_Required task:_ In the following material, identify every line holding the string "Painted" and return it.

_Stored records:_
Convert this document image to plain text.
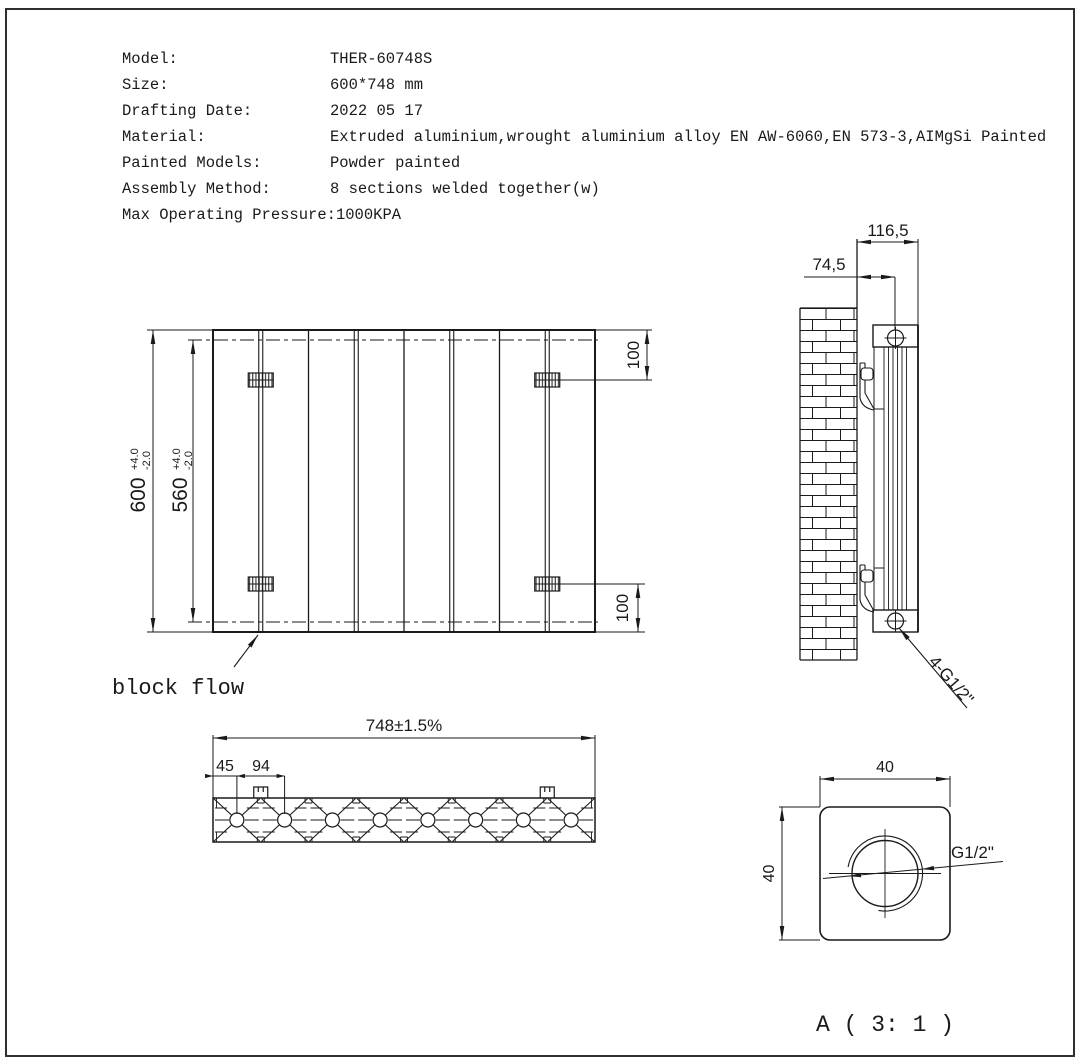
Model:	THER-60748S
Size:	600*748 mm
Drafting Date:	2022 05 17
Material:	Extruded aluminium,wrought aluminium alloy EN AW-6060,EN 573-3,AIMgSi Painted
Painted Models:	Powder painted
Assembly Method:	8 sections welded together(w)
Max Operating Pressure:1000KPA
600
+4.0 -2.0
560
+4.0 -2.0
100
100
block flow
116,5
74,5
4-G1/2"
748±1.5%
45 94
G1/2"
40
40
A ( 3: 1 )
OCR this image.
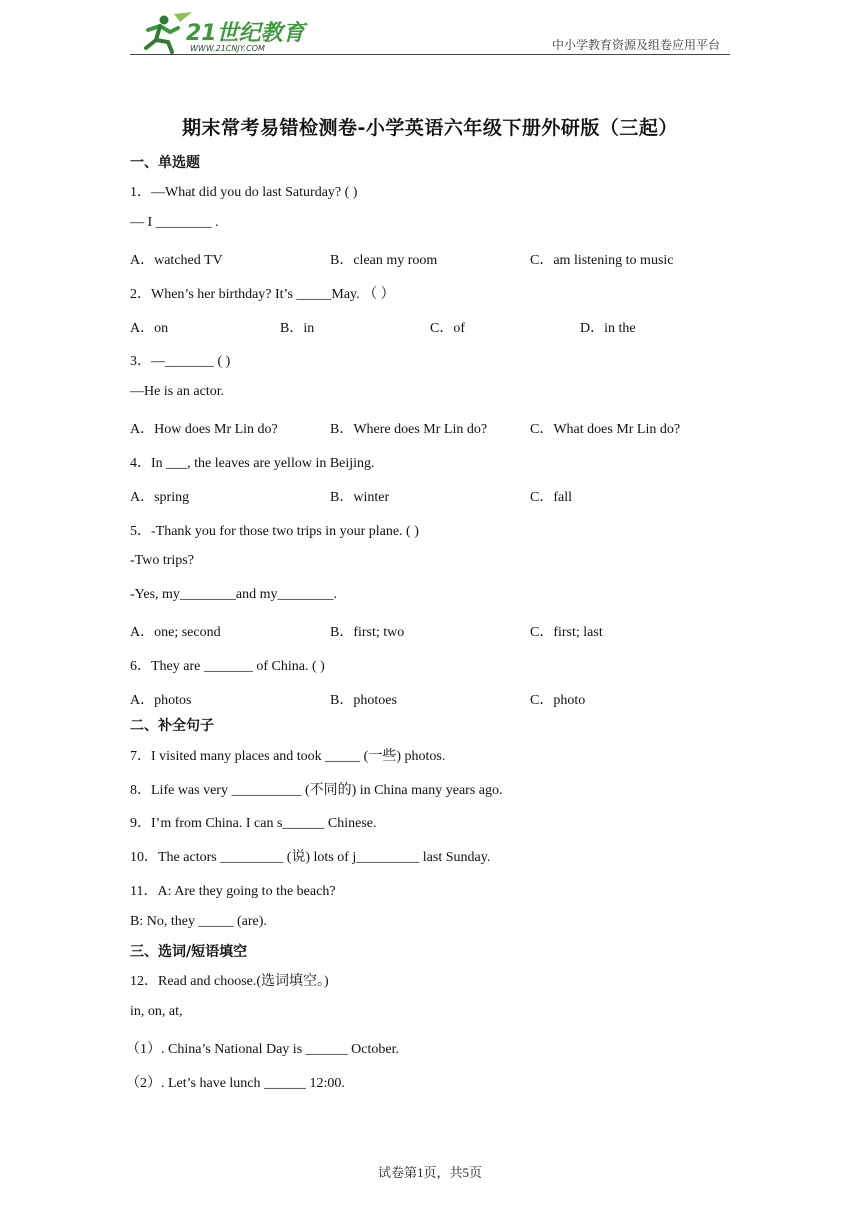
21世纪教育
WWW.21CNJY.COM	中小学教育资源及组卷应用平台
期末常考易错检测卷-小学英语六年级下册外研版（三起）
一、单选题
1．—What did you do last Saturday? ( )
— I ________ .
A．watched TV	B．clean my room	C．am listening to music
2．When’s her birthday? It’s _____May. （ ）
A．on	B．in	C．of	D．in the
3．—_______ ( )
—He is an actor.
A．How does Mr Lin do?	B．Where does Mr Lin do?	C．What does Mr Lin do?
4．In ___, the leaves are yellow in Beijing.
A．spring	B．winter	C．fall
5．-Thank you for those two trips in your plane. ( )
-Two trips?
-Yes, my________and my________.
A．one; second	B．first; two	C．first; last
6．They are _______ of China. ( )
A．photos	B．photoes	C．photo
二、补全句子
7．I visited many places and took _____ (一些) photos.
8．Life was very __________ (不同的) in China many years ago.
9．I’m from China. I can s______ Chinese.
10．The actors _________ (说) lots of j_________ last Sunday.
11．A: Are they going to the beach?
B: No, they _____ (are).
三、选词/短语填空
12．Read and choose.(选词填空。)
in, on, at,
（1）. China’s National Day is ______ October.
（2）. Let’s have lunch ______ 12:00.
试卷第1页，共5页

_Full response:_
Material:	Extruded aluminium,wrought aluminium alloy EN AW-6060,EN 573-3,AIMgSi Painted
Painted Models:	Powder painted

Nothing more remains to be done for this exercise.